## INSTRUCTION
Work out how many lines in the data hold the word "ylabel", and reply with that number only.

## Extracts from a graphics dataset
------------------------------------------------------------------------

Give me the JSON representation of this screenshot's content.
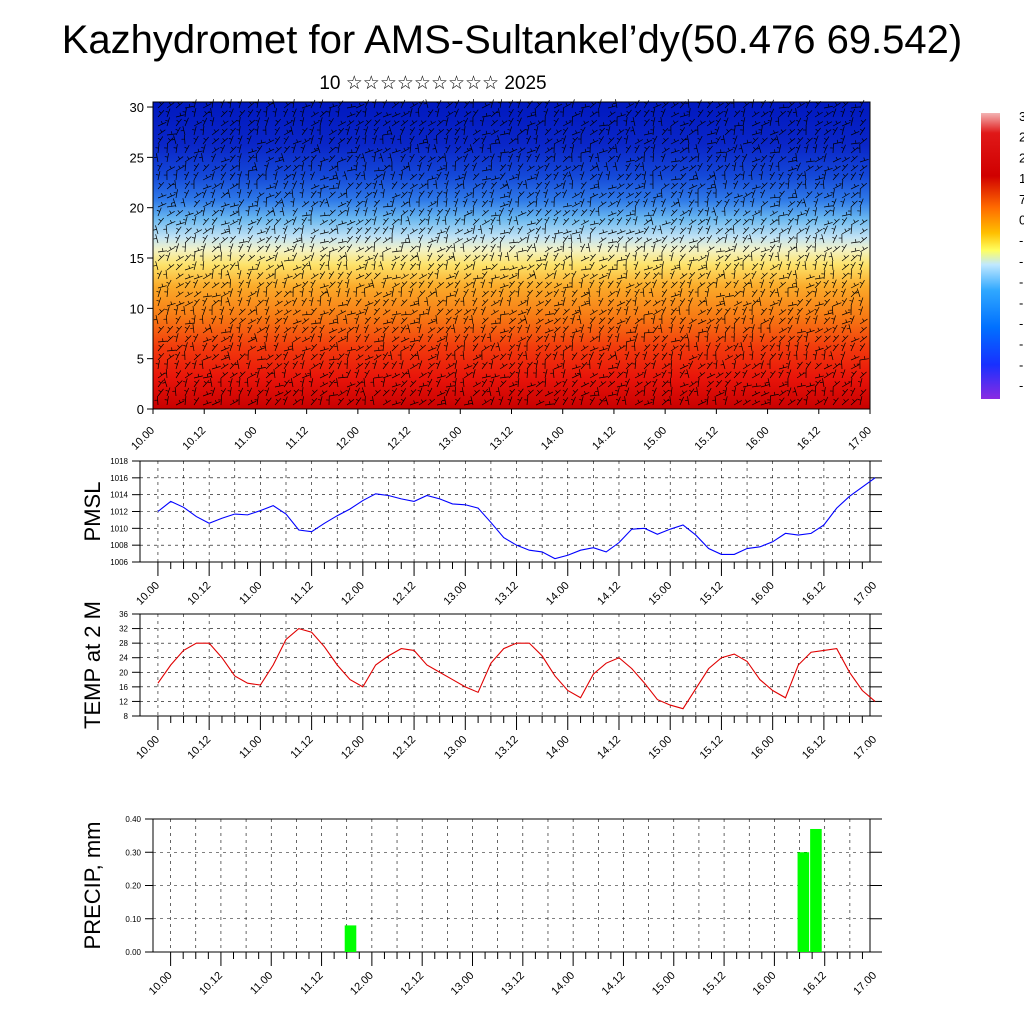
{
  "title": "Kazhydromet for AMS-Sultankel’dy(50.476 69.542)",
  "subtitle": "10 ☆☆☆☆☆☆☆☆☆ 2025",
  "colors": {
    "pmsl_line": "#0000ff",
    "temp_line": "#e00000",
    "precip_bar": "#00ff00",
    "wind_barb": "#000000"
  },
  "x_tick_labels": [
    "10.00",
    "10.12",
    "11.00",
    "11.12",
    "12.00",
    "12.12",
    "13.00",
    "13.12",
    "14.00",
    "14.12",
    "15.00",
    "15.12",
    "16.00",
    "16.12",
    "17.00"
  ],
  "chart_data": [
    {
      "type": "heatmap",
      "name": "cross-section",
      "y_tick_labels": [
        "0",
        "5",
        "10",
        "15",
        "20",
        "25",
        "30"
      ],
      "ylim": [
        0,
        30.5
      ],
      "x_range": [
        "10.00",
        "17.00"
      ],
      "colorbar": {
        "position": "right",
        "tick_labels": [
          "3",
          "2",
          "2",
          "1",
          "7",
          "0",
          "-",
          "-",
          "-",
          "-",
          "-",
          "-",
          "-",
          "-"
        ]
      },
      "overlay": "wind barbs"
    },
    {
      "type": "line",
      "ylabel": "PMSL",
      "ylim": [
        1006,
        1018
      ],
      "y_tick_labels": [
        "1006",
        "1008",
        "1010",
        "1012",
        "1014",
        "1016",
        "1018"
      ],
      "grid": true,
      "x_step_hours": 3,
      "values": [
        1012.0,
        1013.2,
        1012.5,
        1011.4,
        1010.6,
        1011.2,
        1011.7,
        1011.6,
        1012.1,
        1012.7,
        1011.7,
        1009.8,
        1009.6,
        1010.6,
        1011.5,
        1012.3,
        1013.3,
        1014.1,
        1013.9,
        1013.5,
        1013.2,
        1013.9,
        1013.5,
        1012.9,
        1012.8,
        1012.4,
        1010.7,
        1008.9,
        1008.0,
        1007.4,
        1007.2,
        1006.4,
        1006.8,
        1007.4,
        1007.7,
        1007.2,
        1008.3,
        1009.9,
        1010.0,
        1009.3,
        1009.9,
        1010.4,
        1009.2,
        1007.6,
        1006.9,
        1006.9,
        1007.6,
        1007.8,
        1008.4,
        1009.4,
        1009.2,
        1009.4,
        1010.4,
        1012.4,
        1013.8,
        1014.9,
        1016.0
      ]
    },
    {
      "type": "line",
      "ylabel": "TEMP at 2 M",
      "ylim": [
        8,
        36
      ],
      "y_tick_labels": [
        "8",
        "12",
        "16",
        "20",
        "24",
        "28",
        "32",
        "36"
      ],
      "grid": true,
      "x_step_hours": 3,
      "values": [
        17,
        22,
        26,
        28,
        28,
        24,
        19,
        17,
        16.5,
        22,
        29,
        32,
        31,
        27,
        22,
        18,
        16,
        22,
        24.5,
        26.5,
        26,
        22,
        20,
        18,
        16,
        14.5,
        22.5,
        26.5,
        28,
        28,
        24.5,
        19,
        15,
        13,
        19.5,
        22.5,
        24,
        21,
        17,
        12.5,
        11,
        10,
        15.5,
        21,
        24,
        25,
        23,
        18,
        15,
        13,
        22,
        25.5,
        26,
        26.5,
        20,
        15,
        12
      ]
    },
    {
      "type": "bar",
      "ylabel": "PRECIP, mm",
      "ylim": [
        0,
        0.4
      ],
      "y_tick_labels": [
        "0.00",
        "0.10",
        "0.20",
        "0.30",
        "0.40"
      ],
      "grid": true,
      "bars": [
        {
          "at": "11.18",
          "value": 0.08
        },
        {
          "at": "16.06",
          "value": 0.3
        },
        {
          "at": "16.09",
          "value": 0.37
        }
      ]
    }
  ]
}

------------------------------------------------------------------------

## CORRECT RESULT
3